Directions =>
Write out all of the entries exactly, please.

Records for the task =>
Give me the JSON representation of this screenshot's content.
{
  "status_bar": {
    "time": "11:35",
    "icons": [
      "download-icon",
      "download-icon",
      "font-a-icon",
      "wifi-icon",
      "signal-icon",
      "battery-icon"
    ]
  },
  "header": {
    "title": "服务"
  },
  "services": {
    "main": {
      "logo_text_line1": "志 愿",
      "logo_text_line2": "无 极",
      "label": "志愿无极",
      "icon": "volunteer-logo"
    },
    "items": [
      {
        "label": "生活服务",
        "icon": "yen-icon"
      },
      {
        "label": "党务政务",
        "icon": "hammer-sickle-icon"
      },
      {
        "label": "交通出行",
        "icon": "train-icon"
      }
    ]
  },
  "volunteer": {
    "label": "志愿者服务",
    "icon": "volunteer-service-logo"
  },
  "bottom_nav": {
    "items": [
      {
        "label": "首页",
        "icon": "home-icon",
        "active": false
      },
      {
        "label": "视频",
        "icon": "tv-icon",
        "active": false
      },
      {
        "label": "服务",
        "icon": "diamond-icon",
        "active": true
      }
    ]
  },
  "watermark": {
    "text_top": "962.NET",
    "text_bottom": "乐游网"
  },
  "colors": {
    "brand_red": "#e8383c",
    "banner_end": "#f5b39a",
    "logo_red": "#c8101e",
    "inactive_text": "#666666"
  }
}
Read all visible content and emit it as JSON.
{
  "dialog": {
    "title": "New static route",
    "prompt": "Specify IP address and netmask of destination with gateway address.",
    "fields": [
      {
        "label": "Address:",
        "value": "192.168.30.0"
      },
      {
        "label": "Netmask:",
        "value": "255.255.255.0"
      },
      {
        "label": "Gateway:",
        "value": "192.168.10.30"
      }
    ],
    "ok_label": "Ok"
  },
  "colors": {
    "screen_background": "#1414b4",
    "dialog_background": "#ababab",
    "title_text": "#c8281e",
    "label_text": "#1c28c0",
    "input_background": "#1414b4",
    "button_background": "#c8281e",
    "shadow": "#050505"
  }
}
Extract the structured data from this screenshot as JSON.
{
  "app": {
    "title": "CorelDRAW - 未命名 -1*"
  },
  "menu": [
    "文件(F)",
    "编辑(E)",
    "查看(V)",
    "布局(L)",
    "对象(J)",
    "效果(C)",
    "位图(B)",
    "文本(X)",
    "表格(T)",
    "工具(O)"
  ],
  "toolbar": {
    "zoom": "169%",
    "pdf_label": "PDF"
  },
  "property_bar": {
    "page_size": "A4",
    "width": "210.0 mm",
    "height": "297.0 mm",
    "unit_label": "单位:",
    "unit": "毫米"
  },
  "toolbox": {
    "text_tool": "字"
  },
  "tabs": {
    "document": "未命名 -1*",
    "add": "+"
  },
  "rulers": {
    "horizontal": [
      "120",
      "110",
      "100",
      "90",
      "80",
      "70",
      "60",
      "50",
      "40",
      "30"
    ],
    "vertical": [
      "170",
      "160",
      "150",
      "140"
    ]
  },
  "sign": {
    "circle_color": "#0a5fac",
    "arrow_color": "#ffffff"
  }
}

Output for this exercise =>
Give me the JSON representation of this screenshot's content.
{
  "status_bar": {
    "time": "11:35",
    "icons": [
      "download-icon",
      "download-icon",
      "font-a-icon",
      "wifi-icon",
      "signal-icon",
      "battery-icon"
    ]
  },
  "header": {
    "title": "服务"
  },
  "services": {
    "main": {
      "logo_text_line1": "志 愿",
      "logo_text_line2": "无 极",
      "label": "志愿无极",
      "icon": "volunteer-logo"
    },
    "items": [
      {
        "label": "生活服务",
        "icon": "yen-icon"
      },
      {
        "label": "党务政务",
        "icon": "hammer-sickle-icon"
      },
      {
        "label": "交通出行",
        "icon": "train-icon"
      }
    ]
  },
  "volunteer": {
    "label": "志愿者服务",
    "icon": "volunteer-service-logo"
  },
  "bottom_nav": {
    "items": [
      {
        "label": "首页",
        "icon": "home-icon",
        "active": false
      },
      {
        "label": "视频",
        "icon": "tv-icon",
        "active": false
      },
      {
        "label": "服务",
        "icon": "diamond-icon",
        "active": true
      }
    ]
  },
  "watermark": {
    "text_top": "962.NET",
    "text_bottom": "乐游网"
  },
  "colors": {
    "brand_red": "#e8383c",
    "banner_end": "#f5b39a",
    "logo_red": "#c8101e",
    "inactive_text": "#666666"
  }
}
Read all visible content and emit it as JSON.
{
  "dialog": {
    "title": "New static route",
    "prompt": "Specify IP address and netmask of destination with gateway address.",
    "fields": [
      {
        "label": "Address:",
        "value": "192.168.30.0"
      },
      {
        "label": "Netmask:",
        "value": "255.255.255.0"
      },
      {
        "label": "Gateway:",
        "value": "192.168.10.30"
      }
    ],
    "ok_label": "Ok"
  },
  "colors": {
    "screen_background": "#1414b4",
    "dialog_background": "#ababab",
    "title_text": "#c8281e",
    "label_text": "#1c28c0",
    "input_background": "#1414b4",
    "button_background": "#c8281e",
    "shadow": "#050505"
  }
}
Extract the structured data from this screenshot as JSON.
{
  "app": {
    "title": "CorelDRAW - 未命名 -1*"
  },
  "menu": [
    "文件(F)",
    "编辑(E)",
    "查看(V)",
    "布局(L)",
    "对象(J)",
    "效果(C)",
    "位图(B)",
    "文本(X)",
    "表格(T)",
    "工具(O)"
  ],
  "toolbar": {
    "zoom": "169%",
    "pdf_label": "PDF"
  },
  "property_bar": {
    "page_size": "A4",
    "width": "210.0 mm",
    "height": "297.0 mm",
    "unit_label": "单位:",
    "unit": "毫米"
  },
  "toolbox": {
    "text_tool": "字"
  },
  "tabs": {
    "document": "未命名 -1*",
    "add": "+"
  },
  "rulers": {
    "horizontal": [
      "120",
      "110",
      "100",
      "90",
      "80",
      "70",
      "60",
      "50",
      "40",
      "30"
    ],
    "vertical": [
      "170",
      "160",
      "150",
      "140"
    ]
  },
  "sign": {
    "circle_color": "#0a5fac",
    "arrow_color": "#ffffff"
  }
}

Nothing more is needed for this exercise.